● WHAT YOU NEED TO DO: All material below is to be reproduced exactly.
--- begin SUPPLIED MATERIAL ---
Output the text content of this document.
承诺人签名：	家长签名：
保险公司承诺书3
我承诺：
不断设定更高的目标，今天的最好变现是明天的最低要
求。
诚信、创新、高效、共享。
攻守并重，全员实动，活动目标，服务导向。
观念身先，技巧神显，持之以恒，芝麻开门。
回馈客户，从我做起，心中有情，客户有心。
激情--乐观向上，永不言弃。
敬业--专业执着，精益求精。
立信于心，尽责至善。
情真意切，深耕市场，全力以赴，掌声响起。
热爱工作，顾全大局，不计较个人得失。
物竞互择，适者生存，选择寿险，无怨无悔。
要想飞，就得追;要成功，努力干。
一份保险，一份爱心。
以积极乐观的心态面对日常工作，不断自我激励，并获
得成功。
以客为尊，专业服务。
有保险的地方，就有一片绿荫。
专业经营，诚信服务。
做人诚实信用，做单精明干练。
--- end SUPPLIED MATERIAL ---
● TASK OUTPUT:
Output the text content of this document.
承诺人签名：	家长签名：
保险公司承诺书3
我承诺：
不断设定更高的目标，今天的最好变现是明天的最低要
求。
诚信、创新、高效、共享。
攻守并重，全员实动，活动目标，服务导向。
观念身先，技巧神显，持之以恒，芝麻开门。
回馈客户，从我做起，心中有情，客户有心。
激情--乐观向上，永不言弃。
敬业--专业执着，精益求精。
立信于心，尽责至善。
情真意切，深耕市场，全力以赴，掌声响起。
热爱工作，顾全大局，不计较个人得失。
物竞互择，适者生存，选择寿险，无怨无悔。
要想飞，就得追;要成功，努力干。
一份保险，一份爱心。
以积极乐观的心态面对日常工作，不断自我激励，并获
得成功。
以客为尊，专业服务。
有保险的地方，就有一片绿荫。
专业经营，诚信服务。
做人诚实信用，做单精明干练。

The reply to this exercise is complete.